REQUIRED WORK: Once the pictures are set aside, print the records that follow exactly as written.

── GIVEN INFORMATION ──

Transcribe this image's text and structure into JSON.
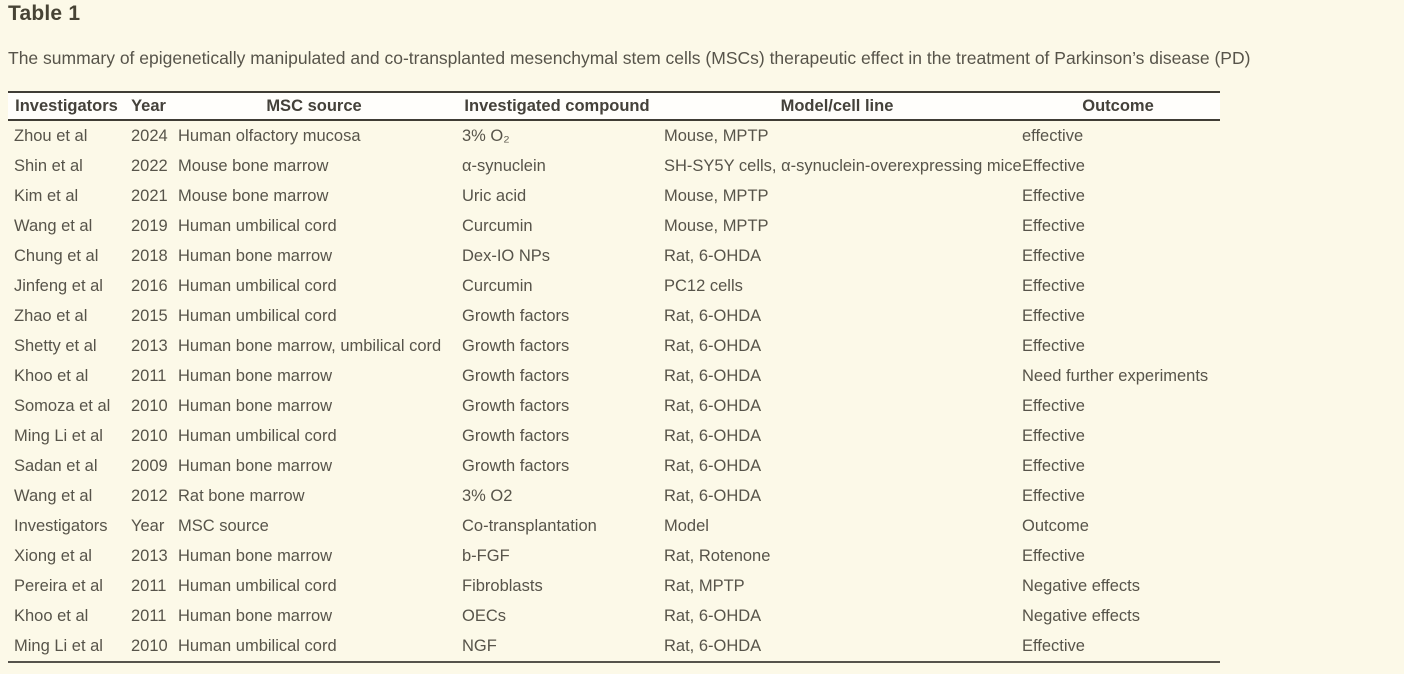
{
  "colors": {
    "page_background": "#fcf9e8",
    "header_background": "#fffefb",
    "border": "#403d35",
    "title_text": "#474335",
    "body_text": "#57544a"
  },
  "table": {
    "title": "Table 1",
    "caption": "The summary of epigenetically manipulated and co-transplanted mesenchymal stem cells (MSCs) therapeutic effect in the treatment of Parkinson’s disease (PD)",
    "columns": [
      "Investigators",
      "Year",
      "MSC source",
      "Investigated compound",
      "Model/cell line",
      "Outcome"
    ],
    "rows": [
      [
        "Zhou et al",
        "2024",
        "Human olfactory mucosa",
        "3% O₂",
        "Mouse, MPTP",
        "effective"
      ],
      [
        "Shin et al",
        "2022",
        "Mouse bone marrow",
        "α-synuclein",
        "SH-SY5Y cells, α-synuclein-overexpressing mice",
        "Effective"
      ],
      [
        "Kim et al",
        "2021",
        "Mouse bone marrow",
        "Uric acid",
        "Mouse, MPTP",
        "Effective"
      ],
      [
        "Wang et al",
        "2019",
        "Human umbilical cord",
        "Curcumin",
        "Mouse, MPTP",
        "Effective"
      ],
      [
        "Chung et al",
        "2018",
        "Human bone marrow",
        "Dex-IO NPs",
        "Rat, 6-OHDA",
        "Effective"
      ],
      [
        "Jinfeng et al",
        "2016",
        "Human umbilical cord",
        "Curcumin",
        "PC12 cells",
        "Effective"
      ],
      [
        "Zhao et al",
        "2015",
        "Human umbilical cord",
        "Growth factors",
        "Rat, 6-OHDA",
        "Effective"
      ],
      [
        "Shetty et al",
        "2013",
        "Human bone marrow, umbilical cord",
        "Growth factors",
        "Rat, 6-OHDA",
        "Effective"
      ],
      [
        "Khoo et al",
        "2011",
        "Human bone marrow",
        "Growth factors",
        "Rat, 6-OHDA",
        "Need further experiments"
      ],
      [
        "Somoza et al",
        "2010",
        "Human bone marrow",
        "Growth factors",
        "Rat, 6-OHDA",
        "Effective"
      ],
      [
        "Ming Li et al",
        "2010",
        "Human umbilical cord",
        "Growth factors",
        "Rat, 6-OHDA",
        "Effective"
      ],
      [
        "Sadan et al",
        "2009",
        "Human bone marrow",
        "Growth factors",
        "Rat, 6-OHDA",
        "Effective"
      ],
      [
        "Wang et al",
        "2012",
        "Rat bone marrow",
        "3% O2",
        "Rat, 6-OHDA",
        "Effective"
      ],
      [
        "Investigators",
        "Year",
        "MSC source",
        "Co-transplantation",
        "Model",
        "Outcome"
      ],
      [
        "Xiong et al",
        "2013",
        "Human bone marrow",
        "b-FGF",
        "Rat, Rotenone",
        "Effective"
      ],
      [
        "Pereira et al",
        "2011",
        "Human umbilical cord",
        "Fibroblasts",
        "Rat, MPTP",
        "Negative effects"
      ],
      [
        "Khoo et al",
        "2011",
        "Human bone marrow",
        "OECs",
        "Rat, 6-OHDA",
        "Negative effects"
      ],
      [
        "Ming Li et al",
        "2010",
        "Human umbilical cord",
        "NGF",
        "Rat, 6-OHDA",
        "Effective"
      ]
    ]
  }
}
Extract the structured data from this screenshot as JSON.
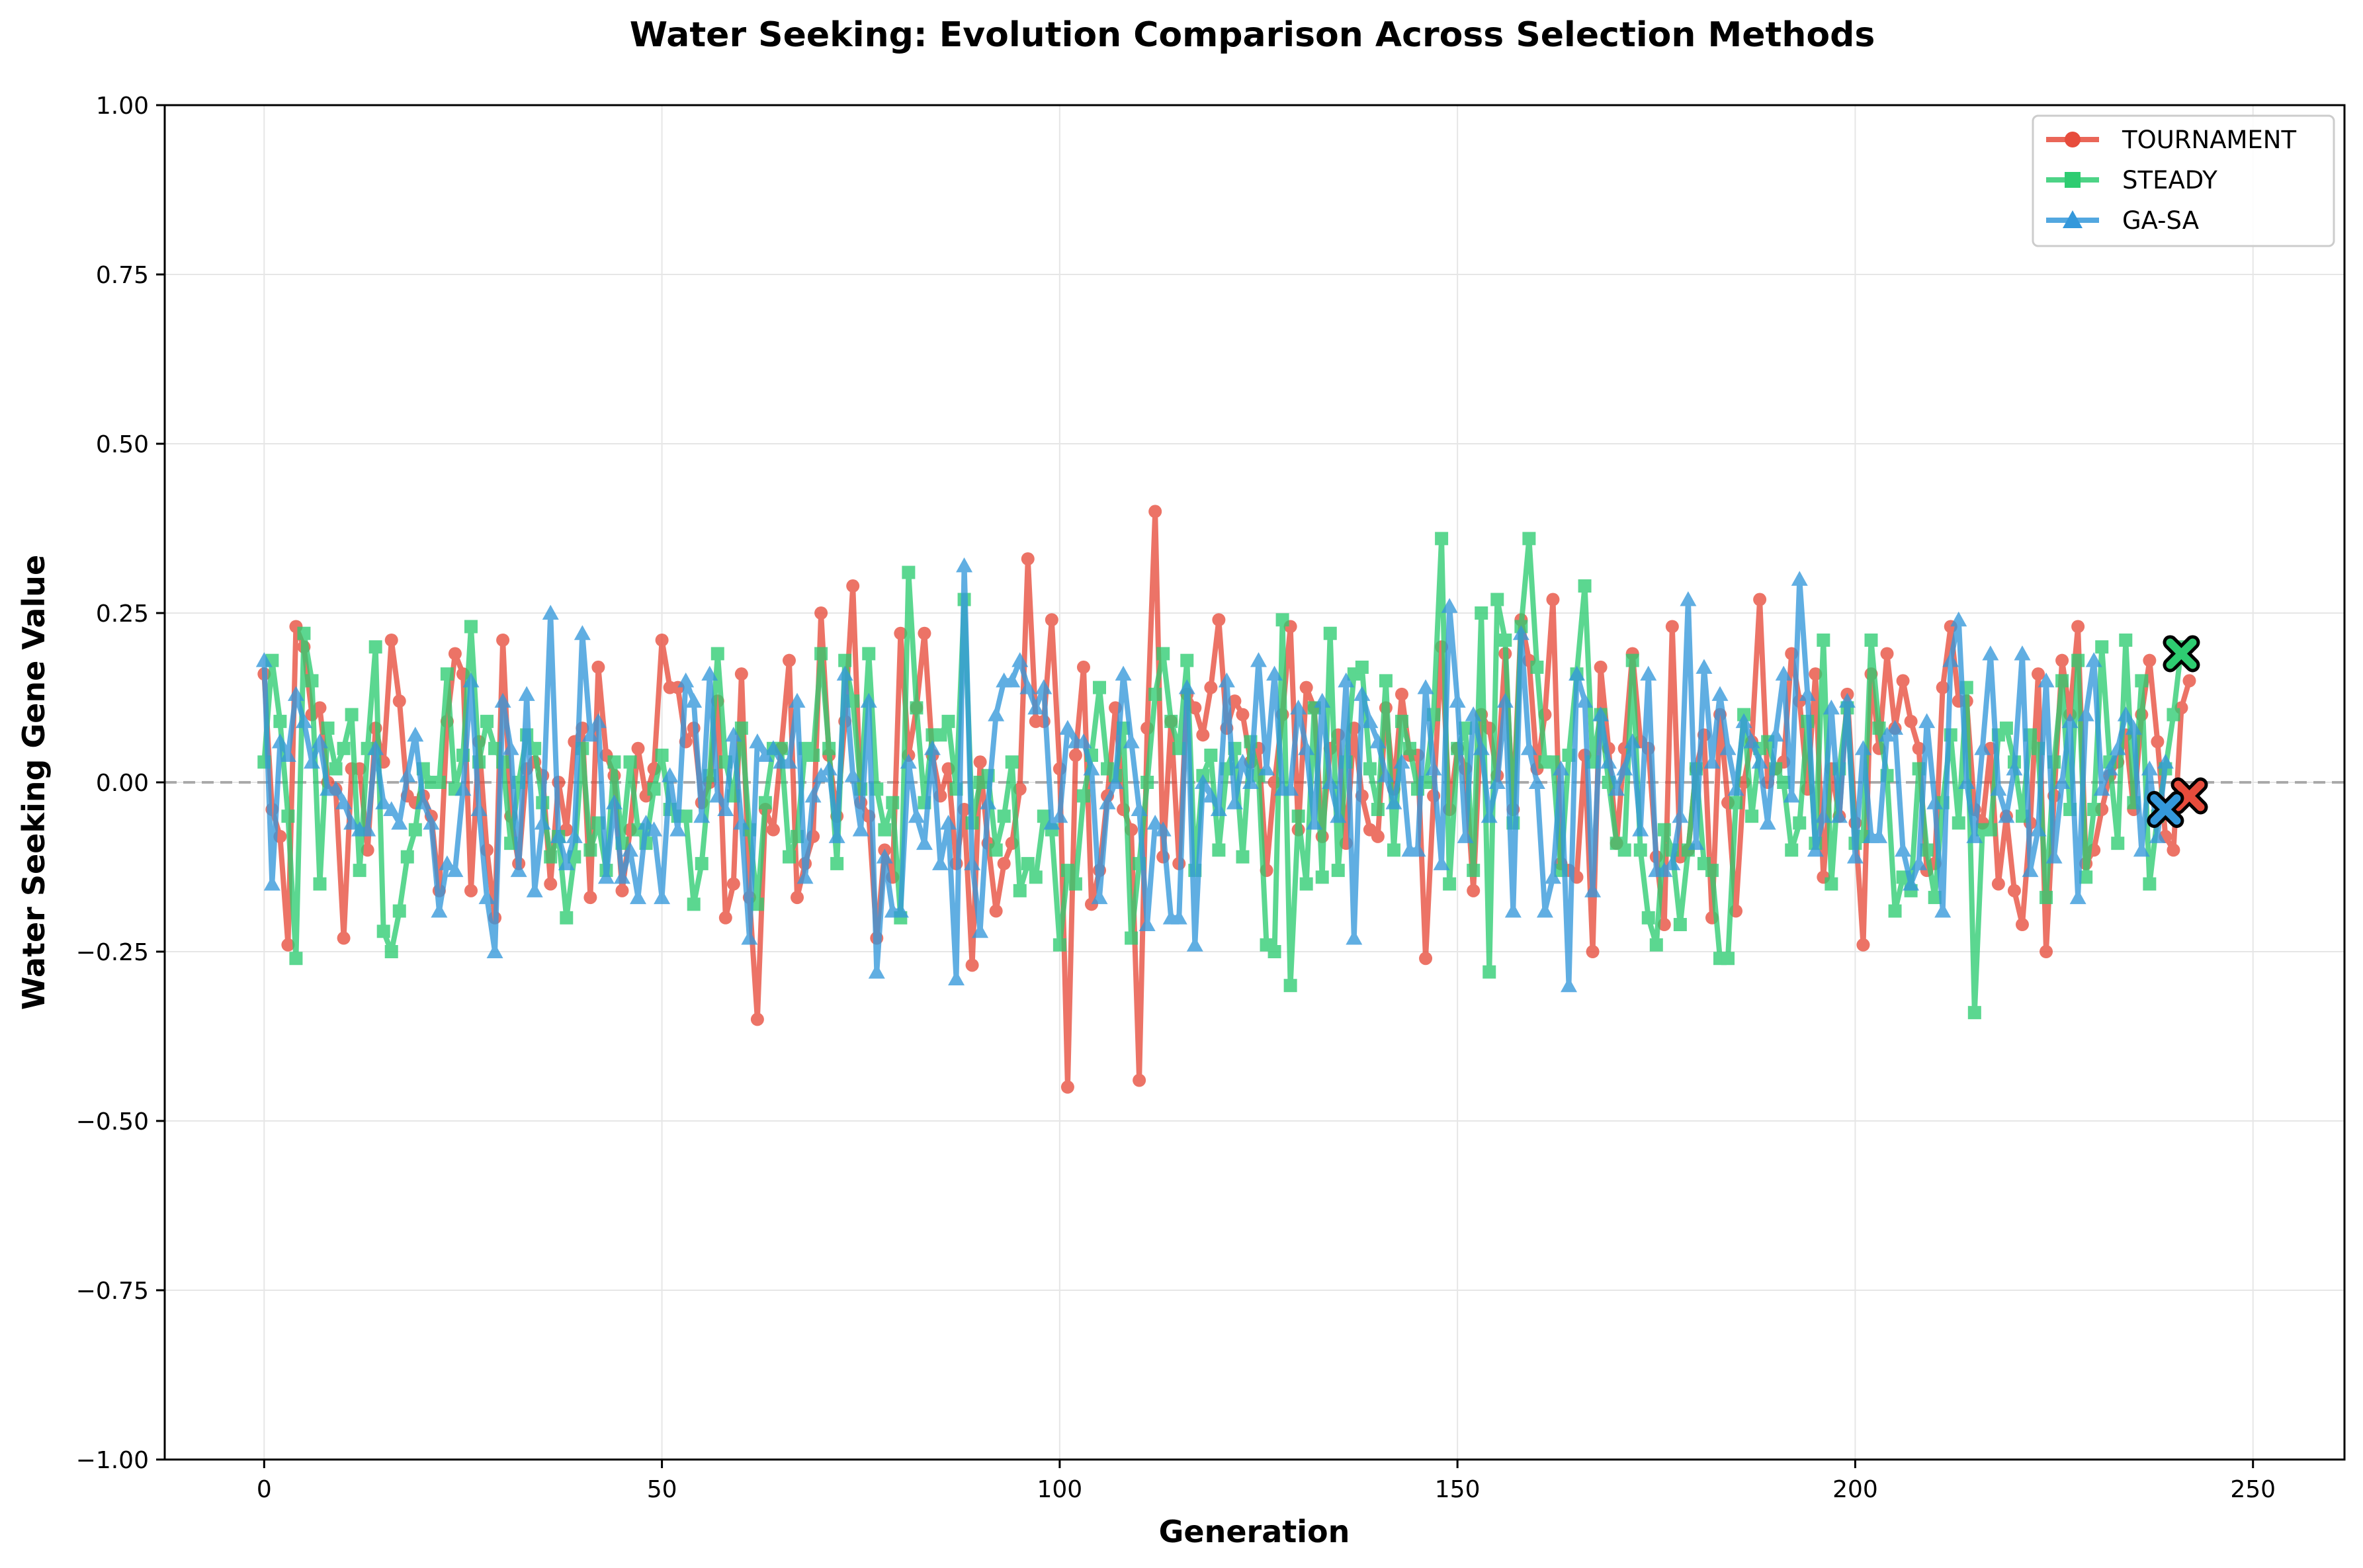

───

EXERCISE RESULT:
Transcribe this image's text and structure into JSON.
{
  "colors": {
    "page_background": "#fcf9e8",
    "header_background": "#fffefb",
    "border": "#403d35",
    "title_text": "#474335",
    "body_text": "#57544a"
  },
  "table": {
    "title": "Table 1",
    "caption": "The summary of epigenetically manipulated and co-transplanted mesenchymal stem cells (MSCs) therapeutic effect in the treatment of Parkinson’s disease (PD)",
    "columns": [
      "Investigators",
      "Year",
      "MSC source",
      "Investigated compound",
      "Model/cell line",
      "Outcome"
    ],
    "rows": [
      [
        "Zhou et al",
        "2024",
        "Human olfactory mucosa",
        "3% O₂",
        "Mouse, MPTP",
        "effective"
      ],
      [
        "Shin et al",
        "2022",
        "Mouse bone marrow",
        "α-synuclein",
        "SH-SY5Y cells, α-synuclein-overexpressing mice",
        "Effective"
      ],
      [
        "Kim et al",
        "2021",
        "Mouse bone marrow",
        "Uric acid",
        "Mouse, MPTP",
        "Effective"
      ],
      [
        "Wang et al",
        "2019",
        "Human umbilical cord",
        "Curcumin",
        "Mouse, MPTP",
        "Effective"
      ],
      [
        "Chung et al",
        "2018",
        "Human bone marrow",
        "Dex-IO NPs",
        "Rat, 6-OHDA",
        "Effective"
      ],
      [
        "Jinfeng et al",
        "2016",
        "Human umbilical cord",
        "Curcumin",
        "PC12 cells",
        "Effective"
      ],
      [
        "Zhao et al",
        "2015",
        "Human umbilical cord",
        "Growth factors",
        "Rat, 6-OHDA",
        "Effective"
      ],
      [
        "Shetty et al",
        "2013",
        "Human bone marrow, umbilical cord",
        "Growth factors",
        "Rat, 6-OHDA",
        "Effective"
      ],
      [
        "Khoo et al",
        "2011",
        "Human bone marrow",
        "Growth factors",
        "Rat, 6-OHDA",
        "Need further experiments"
      ],
      [
        "Somoza et al",
        "2010",
        "Human bone marrow",
        "Growth factors",
        "Rat, 6-OHDA",
        "Effective"
      ],
      [
        "Ming Li et al",
        "2010",
        "Human umbilical cord",
        "Growth factors",
        "Rat, 6-OHDA",
        "Effective"
      ],
      [
        "Sadan et al",
        "2009",
        "Human bone marrow",
        "Growth factors",
        "Rat, 6-OHDA",
        "Effective"
      ],
      [
        "Wang et al",
        "2012",
        "Rat bone marrow",
        "3% O2",
        "Rat, 6-OHDA",
        "Effective"
      ],
      [
        "Investigators",
        "Year",
        "MSC source",
        "Co-transplantation",
        "Model",
        "Outcome"
      ],
      [
        "Xiong et al",
        "2013",
        "Human bone marrow",
        "b-FGF",
        "Rat, Rotenone",
        "Effective"
      ],
      [
        "Pereira et al",
        "2011",
        "Human umbilical cord",
        "Fibroblasts",
        "Rat, MPTP",
        "Negative effects"
      ],
      [
        "Khoo et al",
        "2011",
        "Human bone marrow",
        "OECs",
        "Rat, 6-OHDA",
        "Negative effects"
      ],
      [
        "Ming Li et al",
        "2010",
        "Human umbilical cord",
        "NGF",
        "Rat, 6-OHDA",
        "Effective"
      ]
    ]
  }
}
Extract the structured data from this screenshot as JSON.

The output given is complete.